Your instructions:
Write the records out again exactly, leaving no images in.

··· Dataset entries

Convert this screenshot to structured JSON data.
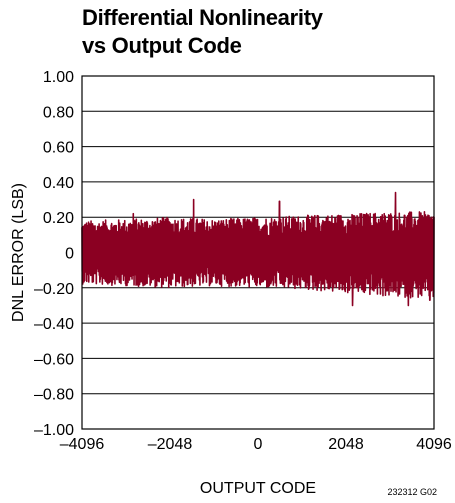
{
  "chart_data": {
    "type": "line",
    "title_lines": [
      "Differential Nonlinearity",
      "vs Output Code"
    ],
    "xlabel": "OUTPUT CODE",
    "ylabel": "DNL ERROR (LSB)",
    "xlim": [
      -4096,
      4096
    ],
    "ylim": [
      -1.0,
      1.0
    ],
    "x_ticks": [
      -4096,
      -2048,
      0,
      2048,
      4096
    ],
    "x_tick_labels": [
      "–4096",
      "–2048",
      "0",
      "2048",
      "4096"
    ],
    "y_ticks": [
      1.0,
      0.8,
      0.6,
      0.4,
      0.2,
      0,
      -0.2,
      -0.4,
      -0.6,
      -0.8,
      -1.0
    ],
    "y_tick_labels": [
      "1.00",
      "0.80",
      "0.60",
      "0.40",
      "0.20",
      "0",
      "–0.20",
      "–0.40",
      "–0.60",
      "–0.80",
      "–1.00"
    ],
    "grid": true,
    "series": [
      {
        "color": "#8b0022",
        "envelope": {
          "x": [
            -4096,
            -3072,
            -2048,
            -1024,
            0,
            1024,
            2048,
            3072,
            4096
          ],
          "upper": [
            0.17,
            0.18,
            0.19,
            0.18,
            0.19,
            0.2,
            0.21,
            0.22,
            0.22
          ],
          "lower": [
            -0.17,
            -0.18,
            -0.19,
            -0.18,
            -0.19,
            -0.2,
            -0.22,
            -0.24,
            -0.25
          ]
        },
        "peaks": [
          {
            "x": 3200,
            "y": 0.34
          },
          {
            "x": -1500,
            "y": 0.3
          },
          {
            "x": 500,
            "y": 0.29
          },
          {
            "x": -2900,
            "y": 0.22
          },
          {
            "x": 3500,
            "y": -0.3
          },
          {
            "x": 2200,
            "y": -0.3
          },
          {
            "x": 4000,
            "y": -0.27
          }
        ]
      }
    ],
    "figure_id": "232312 G02"
  }
}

······

Worked solution:
Convert this screenshot to structured JSON data.
{
  "chart_data": {
    "type": "line",
    "title_lines": [
      "Differential Nonlinearity",
      "vs Output Code"
    ],
    "xlabel": "OUTPUT CODE",
    "ylabel": "DNL ERROR (LSB)",
    "xlim": [
      -4096,
      4096
    ],
    "ylim": [
      -1.0,
      1.0
    ],
    "x_ticks": [
      -4096,
      -2048,
      0,
      2048,
      4096
    ],
    "x_tick_labels": [
      "–4096",
      "–2048",
      "0",
      "2048",
      "4096"
    ],
    "y_ticks": [
      1.0,
      0.8,
      0.6,
      0.4,
      0.2,
      0,
      -0.2,
      -0.4,
      -0.6,
      -0.8,
      -1.0
    ],
    "y_tick_labels": [
      "1.00",
      "0.80",
      "0.60",
      "0.40",
      "0.20",
      "0",
      "–0.20",
      "–0.40",
      "–0.60",
      "–0.80",
      "–1.00"
    ],
    "grid": true,
    "series": [
      {
        "color": "#8b0022",
        "envelope": {
          "x": [
            -4096,
            -3072,
            -2048,
            -1024,
            0,
            1024,
            2048,
            3072,
            4096
          ],
          "upper": [
            0.17,
            0.18,
            0.19,
            0.18,
            0.19,
            0.2,
            0.21,
            0.22,
            0.22
          ],
          "lower": [
            -0.17,
            -0.18,
            -0.19,
            -0.18,
            -0.19,
            -0.2,
            -0.22,
            -0.24,
            -0.25
          ]
        },
        "peaks": [
          {
            "x": 3200,
            "y": 0.34
          },
          {
            "x": -1500,
            "y": 0.3
          },
          {
            "x": 500,
            "y": 0.29
          },
          {
            "x": -2900,
            "y": 0.22
          },
          {
            "x": 3500,
            "y": -0.3
          },
          {
            "x": 2200,
            "y": -0.3
          },
          {
            "x": 4000,
            "y": -0.27
          }
        ]
      }
    ],
    "figure_id": "232312 G02"
  }
}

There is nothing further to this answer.